■ **Task directions**:
Exactly as written, please set down all of the entries again, with no pictures.

■ **Record excerpts**:
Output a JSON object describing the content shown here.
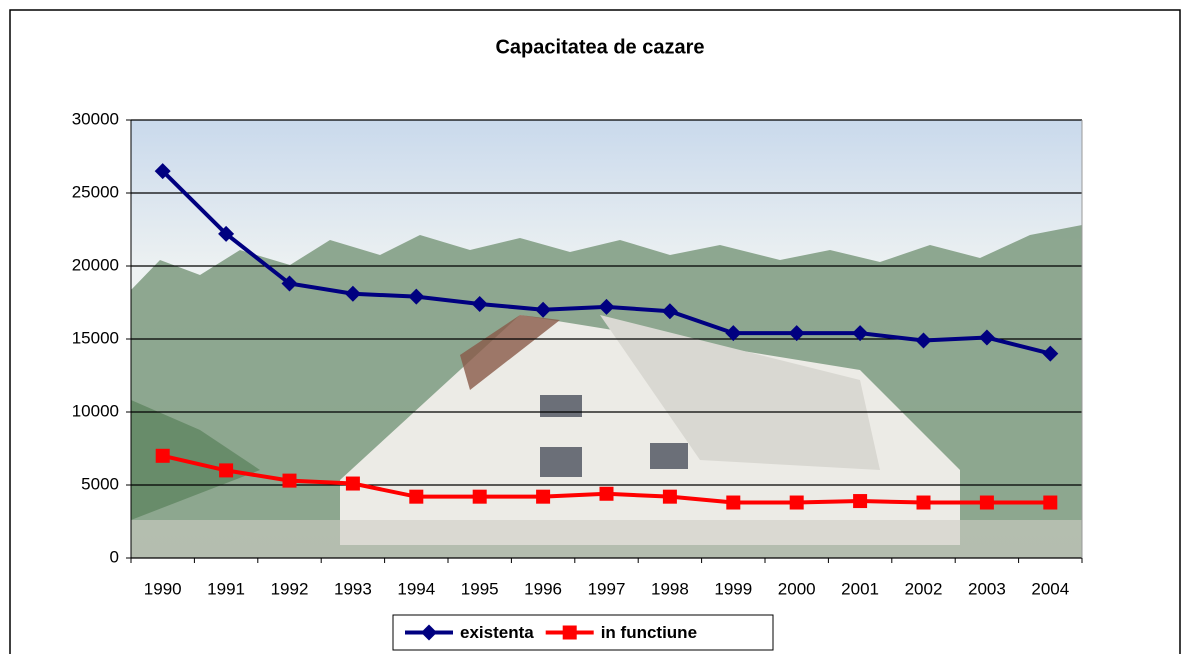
{
  "chart_data": {
    "type": "line",
    "title": "Capacitatea de cazare",
    "categories": [
      "1990",
      "1991",
      "1992",
      "1993",
      "1994",
      "1995",
      "1996",
      "1997",
      "1998",
      "1999",
      "2000",
      "2001",
      "2002",
      "2003",
      "2004"
    ],
    "series": [
      {
        "name": "existenta",
        "color": "#000080",
        "marker": "diamond",
        "values": [
          26500,
          22200,
          18800,
          18100,
          17900,
          17400,
          17000,
          17200,
          16900,
          15400,
          15400,
          15400,
          14900,
          15100,
          14000
        ]
      },
      {
        "name": "in functiune",
        "color": "#ff0000",
        "marker": "square",
        "values": [
          7000,
          6000,
          5300,
          5100,
          4200,
          4200,
          4200,
          4400,
          4200,
          3800,
          3800,
          3900,
          3800,
          3800,
          3800
        ]
      }
    ],
    "ylim": [
      0,
      30000
    ],
    "yticks": [
      0,
      5000,
      10000,
      15000,
      20000,
      25000,
      30000
    ],
    "grid": true,
    "legend": "bottom"
  }
}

■ **Solution below**:
Output a JSON object describing the content shown here.
{
  "chart_data": {
    "type": "line",
    "title": "Capacitatea de cazare",
    "categories": [
      "1990",
      "1991",
      "1992",
      "1993",
      "1994",
      "1995",
      "1996",
      "1997",
      "1998",
      "1999",
      "2000",
      "2001",
      "2002",
      "2003",
      "2004"
    ],
    "series": [
      {
        "name": "existenta",
        "color": "#000080",
        "marker": "diamond",
        "values": [
          26500,
          22200,
          18800,
          18100,
          17900,
          17400,
          17000,
          17200,
          16900,
          15400,
          15400,
          15400,
          14900,
          15100,
          14000
        ]
      },
      {
        "name": "in functiune",
        "color": "#ff0000",
        "marker": "square",
        "values": [
          7000,
          6000,
          5300,
          5100,
          4200,
          4200,
          4200,
          4400,
          4200,
          3800,
          3800,
          3900,
          3800,
          3800,
          3800
        ]
      }
    ],
    "ylim": [
      0,
      30000
    ],
    "yticks": [
      0,
      5000,
      10000,
      15000,
      20000,
      25000,
      30000
    ],
    "grid": true,
    "legend": "bottom"
  }
}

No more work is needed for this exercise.